Problem details = Write out each line in which the string "Bastarde" is present.

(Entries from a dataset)
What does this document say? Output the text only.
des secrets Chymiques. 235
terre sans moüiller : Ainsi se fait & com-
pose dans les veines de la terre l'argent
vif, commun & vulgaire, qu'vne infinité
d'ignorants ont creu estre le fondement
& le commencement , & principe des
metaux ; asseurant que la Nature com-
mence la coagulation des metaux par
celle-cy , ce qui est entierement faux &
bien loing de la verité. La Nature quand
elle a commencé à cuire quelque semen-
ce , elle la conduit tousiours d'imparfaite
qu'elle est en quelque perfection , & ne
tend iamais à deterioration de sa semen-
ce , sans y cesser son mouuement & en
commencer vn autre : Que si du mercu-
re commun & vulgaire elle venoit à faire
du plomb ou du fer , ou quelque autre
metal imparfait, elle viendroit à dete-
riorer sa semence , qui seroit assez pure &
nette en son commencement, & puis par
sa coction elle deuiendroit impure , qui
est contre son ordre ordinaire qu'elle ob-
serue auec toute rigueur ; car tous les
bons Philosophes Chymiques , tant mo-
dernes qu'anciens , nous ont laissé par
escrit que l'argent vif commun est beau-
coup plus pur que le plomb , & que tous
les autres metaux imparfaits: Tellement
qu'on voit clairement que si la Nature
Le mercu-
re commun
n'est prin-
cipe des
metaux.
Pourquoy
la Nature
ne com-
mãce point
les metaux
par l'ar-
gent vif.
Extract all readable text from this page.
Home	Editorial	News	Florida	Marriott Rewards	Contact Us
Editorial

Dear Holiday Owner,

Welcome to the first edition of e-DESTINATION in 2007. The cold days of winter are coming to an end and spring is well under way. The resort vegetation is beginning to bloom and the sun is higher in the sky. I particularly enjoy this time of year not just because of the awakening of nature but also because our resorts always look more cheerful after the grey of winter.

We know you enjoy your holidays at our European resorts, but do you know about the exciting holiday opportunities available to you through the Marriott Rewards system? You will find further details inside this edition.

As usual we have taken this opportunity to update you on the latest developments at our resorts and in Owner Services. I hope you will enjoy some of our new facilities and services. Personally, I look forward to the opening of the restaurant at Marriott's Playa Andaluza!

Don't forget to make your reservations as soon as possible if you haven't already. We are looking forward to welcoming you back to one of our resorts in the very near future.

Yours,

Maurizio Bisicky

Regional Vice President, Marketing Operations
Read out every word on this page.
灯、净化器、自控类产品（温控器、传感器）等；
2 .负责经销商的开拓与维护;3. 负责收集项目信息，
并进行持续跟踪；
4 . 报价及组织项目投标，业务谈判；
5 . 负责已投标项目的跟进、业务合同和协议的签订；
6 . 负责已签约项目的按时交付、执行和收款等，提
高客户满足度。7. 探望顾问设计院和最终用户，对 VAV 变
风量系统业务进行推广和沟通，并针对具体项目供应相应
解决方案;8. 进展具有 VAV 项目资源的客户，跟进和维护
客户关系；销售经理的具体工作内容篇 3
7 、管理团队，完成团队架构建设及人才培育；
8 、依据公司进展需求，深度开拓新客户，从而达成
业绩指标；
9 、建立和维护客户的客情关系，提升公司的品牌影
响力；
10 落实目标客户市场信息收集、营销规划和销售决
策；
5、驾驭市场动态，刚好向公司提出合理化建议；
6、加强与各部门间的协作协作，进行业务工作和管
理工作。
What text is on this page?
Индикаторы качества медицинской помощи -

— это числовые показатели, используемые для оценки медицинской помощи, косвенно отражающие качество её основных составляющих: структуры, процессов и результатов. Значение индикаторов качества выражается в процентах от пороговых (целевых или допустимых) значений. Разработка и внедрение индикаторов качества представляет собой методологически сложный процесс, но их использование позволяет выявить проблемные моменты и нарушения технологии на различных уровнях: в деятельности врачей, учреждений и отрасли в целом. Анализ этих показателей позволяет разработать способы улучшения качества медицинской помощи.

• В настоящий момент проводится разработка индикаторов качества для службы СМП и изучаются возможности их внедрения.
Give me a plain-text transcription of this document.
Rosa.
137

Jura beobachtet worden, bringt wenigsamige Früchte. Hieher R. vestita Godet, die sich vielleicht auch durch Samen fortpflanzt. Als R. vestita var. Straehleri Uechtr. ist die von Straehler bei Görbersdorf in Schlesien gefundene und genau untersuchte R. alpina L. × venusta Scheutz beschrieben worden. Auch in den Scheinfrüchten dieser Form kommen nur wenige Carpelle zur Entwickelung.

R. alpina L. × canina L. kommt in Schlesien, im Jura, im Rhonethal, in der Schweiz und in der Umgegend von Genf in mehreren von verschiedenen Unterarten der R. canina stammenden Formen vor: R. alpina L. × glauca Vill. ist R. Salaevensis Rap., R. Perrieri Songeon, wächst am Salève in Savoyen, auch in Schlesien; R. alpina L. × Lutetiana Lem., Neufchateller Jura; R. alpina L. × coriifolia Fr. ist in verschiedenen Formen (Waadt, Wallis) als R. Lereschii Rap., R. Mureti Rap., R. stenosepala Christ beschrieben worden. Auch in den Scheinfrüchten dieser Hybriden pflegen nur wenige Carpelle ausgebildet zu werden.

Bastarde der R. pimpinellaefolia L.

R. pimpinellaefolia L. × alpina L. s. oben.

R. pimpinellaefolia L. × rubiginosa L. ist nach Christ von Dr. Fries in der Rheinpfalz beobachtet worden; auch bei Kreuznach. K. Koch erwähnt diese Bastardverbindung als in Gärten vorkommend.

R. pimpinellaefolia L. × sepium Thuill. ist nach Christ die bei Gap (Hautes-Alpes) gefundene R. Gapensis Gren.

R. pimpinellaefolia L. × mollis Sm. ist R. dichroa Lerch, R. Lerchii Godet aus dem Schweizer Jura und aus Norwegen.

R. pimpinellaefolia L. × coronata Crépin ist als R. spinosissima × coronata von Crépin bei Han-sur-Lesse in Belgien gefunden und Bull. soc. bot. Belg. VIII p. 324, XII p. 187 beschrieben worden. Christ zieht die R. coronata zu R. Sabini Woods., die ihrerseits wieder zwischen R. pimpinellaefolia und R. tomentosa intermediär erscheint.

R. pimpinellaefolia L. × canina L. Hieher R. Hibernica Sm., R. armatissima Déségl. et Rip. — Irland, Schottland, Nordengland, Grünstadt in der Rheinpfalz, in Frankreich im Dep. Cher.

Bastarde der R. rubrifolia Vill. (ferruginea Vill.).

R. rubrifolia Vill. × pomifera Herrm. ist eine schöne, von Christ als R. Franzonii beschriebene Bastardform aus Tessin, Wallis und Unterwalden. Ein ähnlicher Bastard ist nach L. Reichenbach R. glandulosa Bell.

Exercise output =
Bastarde der R. pimpinellaefolia L.
Bastarde der R. rubrifolia Vill. (ferruginea Vill.).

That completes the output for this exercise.